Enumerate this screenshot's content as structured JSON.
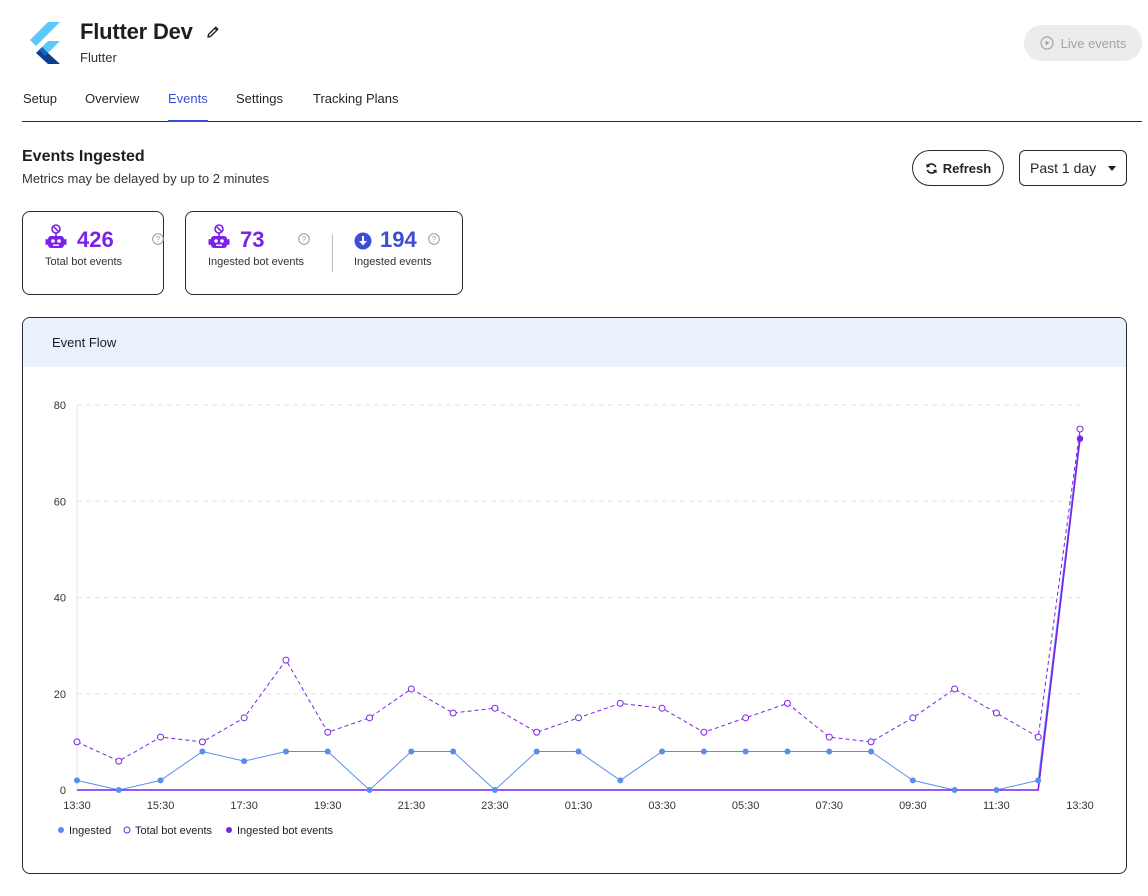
{
  "header": {
    "app_name": "Flutter Dev",
    "platform": "Flutter",
    "live_button_label": "Live events"
  },
  "tabs": [
    {
      "label": "Setup",
      "active": false
    },
    {
      "label": "Overview",
      "active": false
    },
    {
      "label": "Events",
      "active": true
    },
    {
      "label": "Settings",
      "active": false
    },
    {
      "label": "Tracking Plans",
      "active": false
    }
  ],
  "section": {
    "title": "Events Ingested",
    "subtitle": "Metrics may be delayed by up to 2 minutes",
    "refresh_label": "Refresh",
    "range_selected": "Past 1 day"
  },
  "metrics": {
    "total_bot": {
      "value": "426",
      "label": "Total bot events",
      "icon": "robot-icon"
    },
    "ingested_bot": {
      "value": "73",
      "label": "Ingested bot events",
      "icon": "robot-icon"
    },
    "ingested": {
      "value": "194",
      "label": "Ingested events",
      "icon": "download-circle-icon"
    }
  },
  "colors": {
    "purple": "#7b22e8",
    "blue_dark": "#3b4fd6",
    "ingested_line": "#5b8def",
    "accent": "#3b4fd6"
  },
  "chart": {
    "title": "Event Flow"
  },
  "chart_data": {
    "type": "line",
    "title": "Event Flow",
    "xlabel": "",
    "ylabel": "",
    "ylim": [
      0,
      80
    ],
    "yticks": [
      0,
      20,
      40,
      60,
      80
    ],
    "grid": true,
    "legend_position": "bottom-left",
    "x": [
      "13:30",
      "14:30",
      "15:30",
      "16:30",
      "17:30",
      "18:30",
      "19:30",
      "20:30",
      "21:30",
      "22:30",
      "23:30",
      "00:30",
      "01:30",
      "02:30",
      "03:30",
      "04:30",
      "05:30",
      "06:30",
      "07:30",
      "08:30",
      "09:30",
      "10:30",
      "11:30",
      "12:30",
      "13:30"
    ],
    "xtick_labels": [
      "13:30",
      "15:30",
      "17:30",
      "19:30",
      "21:30",
      "23:30",
      "01:30",
      "03:30",
      "05:30",
      "07:30",
      "09:30",
      "11:30",
      "13:30"
    ],
    "series": [
      {
        "name": "Ingested",
        "color": "#5b8def",
        "style": "solid-filled-markers",
        "values": [
          2,
          0,
          2,
          8,
          6,
          8,
          8,
          0,
          8,
          8,
          0,
          8,
          8,
          2,
          8,
          8,
          8,
          8,
          8,
          8,
          2,
          0,
          0,
          2,
          74
        ]
      },
      {
        "name": "Total bot events",
        "color": "#7b22e8",
        "style": "dashed-hollow-markers",
        "values": [
          10,
          6,
          11,
          10,
          15,
          27,
          12,
          15,
          21,
          16,
          17,
          12,
          15,
          18,
          17,
          12,
          15,
          18,
          11,
          10,
          15,
          21,
          16,
          11,
          75
        ]
      },
      {
        "name": "Ingested bot events",
        "color": "#7b22e8",
        "style": "solid-filled-markers",
        "values": [
          0,
          0,
          0,
          0,
          0,
          0,
          0,
          0,
          0,
          0,
          0,
          0,
          0,
          0,
          0,
          0,
          0,
          0,
          0,
          0,
          0,
          0,
          0,
          0,
          73
        ]
      }
    ]
  }
}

_ _ _

(WHAT YOU SHOULD DO): Quote the records in full and exactly; skip any image.

(SOLVED PROBLEM):
Enumerate this screenshot's content as structured JSON.
{
  "header": {
    "app_name": "Flutter Dev",
    "platform": "Flutter",
    "live_button_label": "Live events"
  },
  "tabs": [
    {
      "label": "Setup",
      "active": false
    },
    {
      "label": "Overview",
      "active": false
    },
    {
      "label": "Events",
      "active": true
    },
    {
      "label": "Settings",
      "active": false
    },
    {
      "label": "Tracking Plans",
      "active": false
    }
  ],
  "section": {
    "title": "Events Ingested",
    "subtitle": "Metrics may be delayed by up to 2 minutes",
    "refresh_label": "Refresh",
    "range_selected": "Past 1 day"
  },
  "metrics": {
    "total_bot": {
      "value": "426",
      "label": "Total bot events",
      "icon": "robot-icon"
    },
    "ingested_bot": {
      "value": "73",
      "label": "Ingested bot events",
      "icon": "robot-icon"
    },
    "ingested": {
      "value": "194",
      "label": "Ingested events",
      "icon": "download-circle-icon"
    }
  },
  "colors": {
    "purple": "#7b22e8",
    "blue_dark": "#3b4fd6",
    "ingested_line": "#5b8def",
    "accent": "#3b4fd6"
  },
  "chart": {
    "title": "Event Flow"
  },
  "chart_data": {
    "type": "line",
    "title": "Event Flow",
    "xlabel": "",
    "ylabel": "",
    "ylim": [
      0,
      80
    ],
    "yticks": [
      0,
      20,
      40,
      60,
      80
    ],
    "grid": true,
    "legend_position": "bottom-left",
    "x": [
      "13:30",
      "14:30",
      "15:30",
      "16:30",
      "17:30",
      "18:30",
      "19:30",
      "20:30",
      "21:30",
      "22:30",
      "23:30",
      "00:30",
      "01:30",
      "02:30",
      "03:30",
      "04:30",
      "05:30",
      "06:30",
      "07:30",
      "08:30",
      "09:30",
      "10:30",
      "11:30",
      "12:30",
      "13:30"
    ],
    "xtick_labels": [
      "13:30",
      "15:30",
      "17:30",
      "19:30",
      "21:30",
      "23:30",
      "01:30",
      "03:30",
      "05:30",
      "07:30",
      "09:30",
      "11:30",
      "13:30"
    ],
    "series": [
      {
        "name": "Ingested",
        "color": "#5b8def",
        "style": "solid-filled-markers",
        "values": [
          2,
          0,
          2,
          8,
          6,
          8,
          8,
          0,
          8,
          8,
          0,
          8,
          8,
          2,
          8,
          8,
          8,
          8,
          8,
          8,
          2,
          0,
          0,
          2,
          74
        ]
      },
      {
        "name": "Total bot events",
        "color": "#7b22e8",
        "style": "dashed-hollow-markers",
        "values": [
          10,
          6,
          11,
          10,
          15,
          27,
          12,
          15,
          21,
          16,
          17,
          12,
          15,
          18,
          17,
          12,
          15,
          18,
          11,
          10,
          15,
          21,
          16,
          11,
          75
        ]
      },
      {
        "name": "Ingested bot events",
        "color": "#7b22e8",
        "style": "solid-filled-markers",
        "values": [
          0,
          0,
          0,
          0,
          0,
          0,
          0,
          0,
          0,
          0,
          0,
          0,
          0,
          0,
          0,
          0,
          0,
          0,
          0,
          0,
          0,
          0,
          0,
          0,
          73
        ]
      }
    ]
  }
}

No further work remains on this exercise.